- _Given data_
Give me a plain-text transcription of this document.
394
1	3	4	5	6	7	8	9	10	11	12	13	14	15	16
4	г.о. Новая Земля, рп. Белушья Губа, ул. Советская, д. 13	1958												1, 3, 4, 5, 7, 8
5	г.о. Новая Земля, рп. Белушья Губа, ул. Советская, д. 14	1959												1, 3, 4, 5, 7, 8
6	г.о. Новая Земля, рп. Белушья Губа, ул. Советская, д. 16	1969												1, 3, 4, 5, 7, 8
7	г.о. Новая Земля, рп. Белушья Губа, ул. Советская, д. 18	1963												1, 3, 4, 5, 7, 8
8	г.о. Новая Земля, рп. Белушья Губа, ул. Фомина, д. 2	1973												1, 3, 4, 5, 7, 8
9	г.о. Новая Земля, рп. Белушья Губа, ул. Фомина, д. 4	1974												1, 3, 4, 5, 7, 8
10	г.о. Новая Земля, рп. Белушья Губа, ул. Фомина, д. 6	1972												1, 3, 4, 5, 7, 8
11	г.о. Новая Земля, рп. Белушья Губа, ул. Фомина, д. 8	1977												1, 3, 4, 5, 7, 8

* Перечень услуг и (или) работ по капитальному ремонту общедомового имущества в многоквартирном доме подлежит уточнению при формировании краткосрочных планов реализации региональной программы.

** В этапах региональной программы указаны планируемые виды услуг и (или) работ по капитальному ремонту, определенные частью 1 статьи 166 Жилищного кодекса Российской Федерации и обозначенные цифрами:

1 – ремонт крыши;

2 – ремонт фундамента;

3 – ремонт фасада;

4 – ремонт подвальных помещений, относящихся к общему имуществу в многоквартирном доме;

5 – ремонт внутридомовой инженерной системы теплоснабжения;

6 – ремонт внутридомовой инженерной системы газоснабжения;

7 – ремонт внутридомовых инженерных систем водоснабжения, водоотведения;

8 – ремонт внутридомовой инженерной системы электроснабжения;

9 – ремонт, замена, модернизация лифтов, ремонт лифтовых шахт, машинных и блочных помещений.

- _Written instruction_
Repeat the material word for word, in full.

- _Output for this exercise_
Give me a plain-text transcription of this document.
394
1	3	4	5	6	7	8	9	10	11	12	13	14	15	16
4	г.о. Новая Земля, рп. Белушья Губа, ул. Советская, д. 13	1958												1, 3, 4, 5, 7, 8
5	г.о. Новая Земля, рп. Белушья Губа, ул. Советская, д. 14	1959												1, 3, 4, 5, 7, 8
6	г.о. Новая Земля, рп. Белушья Губа, ул. Советская, д. 16	1969												1, 3, 4, 5, 7, 8
7	г.о. Новая Земля, рп. Белушья Губа, ул. Советская, д. 18	1963												1, 3, 4, 5, 7, 8
8	г.о. Новая Земля, рп. Белушья Губа, ул. Фомина, д. 2	1973												1, 3, 4, 5, 7, 8
9	г.о. Новая Земля, рп. Белушья Губа, ул. Фомина, д. 4	1974												1, 3, 4, 5, 7, 8
10	г.о. Новая Земля, рп. Белушья Губа, ул. Фомина, д. 6	1972												1, 3, 4, 5, 7, 8
11	г.о. Новая Земля, рп. Белушья Губа, ул. Фомина, д. 8	1977												1, 3, 4, 5, 7, 8

* Перечень услуг и (или) работ по капитальному ремонту общедомового имущества в многоквартирном доме подлежит уточнению при формировании краткосрочных планов реализации региональной программы.

** В этапах региональной программы указаны планируемые виды услуг и (или) работ по капитальному ремонту, определенные частью 1 статьи 166 Жилищного кодекса Российской Федерации и обозначенные цифрами:

1 – ремонт крыши;

2 – ремонт фундамента;

3 – ремонт фасада;

4 – ремонт подвальных помещений, относящихся к общему имуществу в многоквартирном доме;

5 – ремонт внутридомовой инженерной системы теплоснабжения;

6 – ремонт внутридомовой инженерной системы газоснабжения;

7 – ремонт внутридомовых инженерных систем водоснабжения, водоотведения;

8 – ремонт внутридомовой инженерной системы электроснабжения;

9 – ремонт, замена, модернизация лифтов, ремонт лифтовых шахт, машинных и блочных помещений.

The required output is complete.